▸ **PARTS OF THE EXERCISE**
**1)** Using the passage on Zoë Croggon, explain in one to three sentences what happens to an object when it is placed in a collage.
**2)** In the passage on Zoë Croggon, what sources does she take the images for her collages from?
**3)** Carry on the passage on Zoë Croggon from its final sentence.

[start of QUOTED TEXT]

Melbourne-based artist Zoë Croggon works with sculpture, video, drawing and primarily, collage. Her work brings different worlds and moments into collision, suggesting unexpected affinities of energy and form. Croggon’s collages are composed of images gleaned from sources such as sports encyclopaedias, photography manuals, film stills and dance catalogues. By exploring texture, light, and form through visual comparison and by making fluid or discordant juxtapositions and connections, she rouses the possibilities of metamorphosis and abstraction.

In the practice of collage, the identity of an object is suspended between its original context and the new conceptual whole in which it is set. An object in a collage surrenders its identity and function and undergoes an aesthetic transformation. Croggon is particularly interested in exploring the possibilities of subconscious perception and the power of suggestion over actual resemblance.

[end of QUOTED TEXT]
[start of ENTRIES SHOWN]

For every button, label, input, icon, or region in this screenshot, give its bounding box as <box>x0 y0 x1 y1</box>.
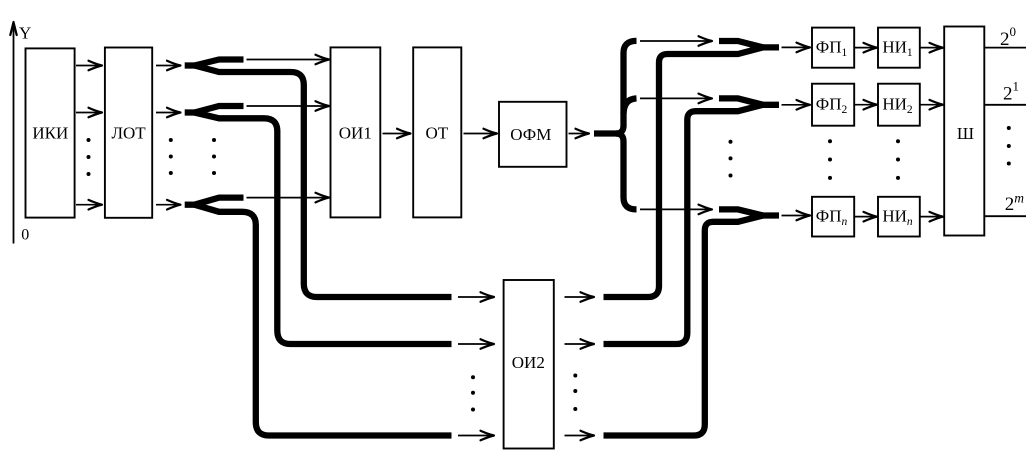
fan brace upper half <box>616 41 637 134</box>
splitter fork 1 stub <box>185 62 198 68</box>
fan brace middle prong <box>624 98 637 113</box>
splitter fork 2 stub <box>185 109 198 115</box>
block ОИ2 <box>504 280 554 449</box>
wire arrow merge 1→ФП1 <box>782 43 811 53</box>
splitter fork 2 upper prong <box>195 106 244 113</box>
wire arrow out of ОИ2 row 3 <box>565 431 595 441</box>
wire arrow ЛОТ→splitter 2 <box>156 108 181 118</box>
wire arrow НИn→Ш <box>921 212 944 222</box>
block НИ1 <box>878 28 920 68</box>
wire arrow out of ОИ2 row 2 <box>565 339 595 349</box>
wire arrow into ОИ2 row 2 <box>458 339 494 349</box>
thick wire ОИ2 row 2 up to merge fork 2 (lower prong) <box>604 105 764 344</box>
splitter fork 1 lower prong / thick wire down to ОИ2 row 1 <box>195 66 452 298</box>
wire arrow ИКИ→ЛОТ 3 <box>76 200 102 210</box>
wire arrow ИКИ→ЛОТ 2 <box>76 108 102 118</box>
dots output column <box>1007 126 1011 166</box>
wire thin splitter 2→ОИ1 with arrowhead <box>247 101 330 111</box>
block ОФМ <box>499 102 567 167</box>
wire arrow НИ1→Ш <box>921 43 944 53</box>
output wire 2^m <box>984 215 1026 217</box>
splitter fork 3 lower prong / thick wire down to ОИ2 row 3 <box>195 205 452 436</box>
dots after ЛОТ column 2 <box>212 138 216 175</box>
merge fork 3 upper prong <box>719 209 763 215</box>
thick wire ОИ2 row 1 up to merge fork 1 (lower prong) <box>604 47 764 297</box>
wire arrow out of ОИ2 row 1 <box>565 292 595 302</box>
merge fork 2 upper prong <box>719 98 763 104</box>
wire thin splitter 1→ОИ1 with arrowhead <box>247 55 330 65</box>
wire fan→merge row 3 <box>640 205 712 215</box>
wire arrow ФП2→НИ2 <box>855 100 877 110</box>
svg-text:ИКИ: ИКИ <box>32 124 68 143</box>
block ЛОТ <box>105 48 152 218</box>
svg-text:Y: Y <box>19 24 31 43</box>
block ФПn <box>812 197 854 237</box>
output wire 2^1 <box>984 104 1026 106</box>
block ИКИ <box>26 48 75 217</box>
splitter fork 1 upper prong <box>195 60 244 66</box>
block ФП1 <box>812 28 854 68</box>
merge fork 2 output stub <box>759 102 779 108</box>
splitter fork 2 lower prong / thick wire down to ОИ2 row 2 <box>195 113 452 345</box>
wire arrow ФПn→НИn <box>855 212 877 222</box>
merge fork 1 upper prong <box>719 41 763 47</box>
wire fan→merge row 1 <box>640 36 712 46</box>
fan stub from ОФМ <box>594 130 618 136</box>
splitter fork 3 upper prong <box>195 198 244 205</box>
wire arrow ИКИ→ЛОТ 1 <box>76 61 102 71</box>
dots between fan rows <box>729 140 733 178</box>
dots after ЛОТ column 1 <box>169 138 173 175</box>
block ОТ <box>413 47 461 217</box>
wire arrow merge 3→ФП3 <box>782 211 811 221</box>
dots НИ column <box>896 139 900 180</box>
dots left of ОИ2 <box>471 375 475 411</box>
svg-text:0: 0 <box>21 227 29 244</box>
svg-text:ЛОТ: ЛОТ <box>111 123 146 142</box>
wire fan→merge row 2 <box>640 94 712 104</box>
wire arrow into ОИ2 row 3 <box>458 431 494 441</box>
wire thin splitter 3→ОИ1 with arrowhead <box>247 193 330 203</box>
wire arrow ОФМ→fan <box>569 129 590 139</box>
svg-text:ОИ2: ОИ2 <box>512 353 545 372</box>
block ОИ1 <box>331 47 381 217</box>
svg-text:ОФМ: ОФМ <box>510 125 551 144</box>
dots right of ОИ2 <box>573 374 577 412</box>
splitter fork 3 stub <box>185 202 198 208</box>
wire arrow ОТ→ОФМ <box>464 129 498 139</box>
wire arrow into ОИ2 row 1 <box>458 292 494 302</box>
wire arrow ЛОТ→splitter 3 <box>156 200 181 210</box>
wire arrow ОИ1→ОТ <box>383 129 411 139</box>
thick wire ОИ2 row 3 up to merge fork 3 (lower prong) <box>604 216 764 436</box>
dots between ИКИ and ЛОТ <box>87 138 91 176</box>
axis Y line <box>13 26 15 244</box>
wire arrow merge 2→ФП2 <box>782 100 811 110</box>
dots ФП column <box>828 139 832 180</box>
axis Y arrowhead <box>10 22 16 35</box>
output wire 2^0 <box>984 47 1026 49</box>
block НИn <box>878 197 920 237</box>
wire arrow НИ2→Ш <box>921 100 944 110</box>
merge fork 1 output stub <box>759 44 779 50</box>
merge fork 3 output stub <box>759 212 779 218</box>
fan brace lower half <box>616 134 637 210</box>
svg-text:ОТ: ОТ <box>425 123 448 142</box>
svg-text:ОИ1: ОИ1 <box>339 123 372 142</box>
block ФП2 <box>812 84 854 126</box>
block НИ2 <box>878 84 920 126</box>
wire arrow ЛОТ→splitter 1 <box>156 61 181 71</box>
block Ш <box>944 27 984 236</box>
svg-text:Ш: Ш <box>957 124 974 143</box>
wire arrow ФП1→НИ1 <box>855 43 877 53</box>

[end of ENTRIES SHOWN]
[start of ENTRIES SHOWN]

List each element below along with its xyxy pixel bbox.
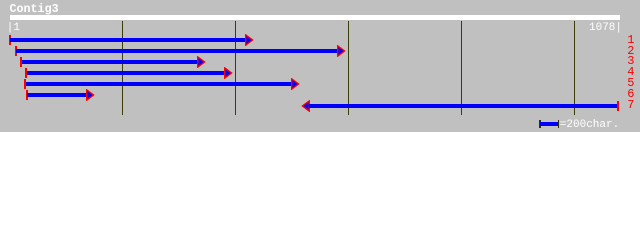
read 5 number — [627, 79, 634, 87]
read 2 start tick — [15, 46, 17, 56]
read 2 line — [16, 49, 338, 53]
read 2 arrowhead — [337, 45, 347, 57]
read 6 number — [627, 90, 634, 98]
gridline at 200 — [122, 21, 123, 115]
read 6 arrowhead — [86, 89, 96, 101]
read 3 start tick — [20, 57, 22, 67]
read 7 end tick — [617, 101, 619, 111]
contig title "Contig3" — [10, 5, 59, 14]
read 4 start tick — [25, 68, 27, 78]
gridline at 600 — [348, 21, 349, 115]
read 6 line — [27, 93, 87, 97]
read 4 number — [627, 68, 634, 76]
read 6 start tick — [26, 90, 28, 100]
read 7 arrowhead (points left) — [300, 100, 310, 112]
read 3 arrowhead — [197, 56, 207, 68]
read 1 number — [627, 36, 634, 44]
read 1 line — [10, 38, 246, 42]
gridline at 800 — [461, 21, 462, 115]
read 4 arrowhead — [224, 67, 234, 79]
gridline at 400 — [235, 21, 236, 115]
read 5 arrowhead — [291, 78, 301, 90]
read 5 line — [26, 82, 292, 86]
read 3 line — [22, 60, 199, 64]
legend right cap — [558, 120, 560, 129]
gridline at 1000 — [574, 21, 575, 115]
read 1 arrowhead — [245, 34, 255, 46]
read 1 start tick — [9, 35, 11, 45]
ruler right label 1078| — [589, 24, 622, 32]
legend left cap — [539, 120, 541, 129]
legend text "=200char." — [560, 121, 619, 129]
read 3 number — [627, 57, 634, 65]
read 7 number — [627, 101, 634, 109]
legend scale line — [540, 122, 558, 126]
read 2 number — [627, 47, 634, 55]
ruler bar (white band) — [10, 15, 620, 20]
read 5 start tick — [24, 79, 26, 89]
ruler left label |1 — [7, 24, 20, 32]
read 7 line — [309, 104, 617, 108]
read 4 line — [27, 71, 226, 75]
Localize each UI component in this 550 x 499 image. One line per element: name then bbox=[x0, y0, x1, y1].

[end of ENTRIES SHOWN]

▸ **RESULTS FOR THE EXERCISE**
**1)** Its identity is suspended between its original context and the new conceptual whole it is set in. It surrenders its identity and function and undergoes an aesthetic transformation.

**2)** Sports encyclopaedias, photography manuals, film stills and dance catalogues.

**3)**
Croggon’s long-standing interest in dance and theatre leads her to use the kinetic body in relation to its environment as a vehicle to discuss the phenomenon of perception. She works toward a sense of estrangement, urging the viewer to see common things in an unfamiliar way, and therefore augmenting perception of the familiar. Her work relies on the psychological compulsion to draw comparisons, or to compose visual similes. She is particularly interested in the inclination of recognition – a kind of pattern recognition – that allows two images to communicate.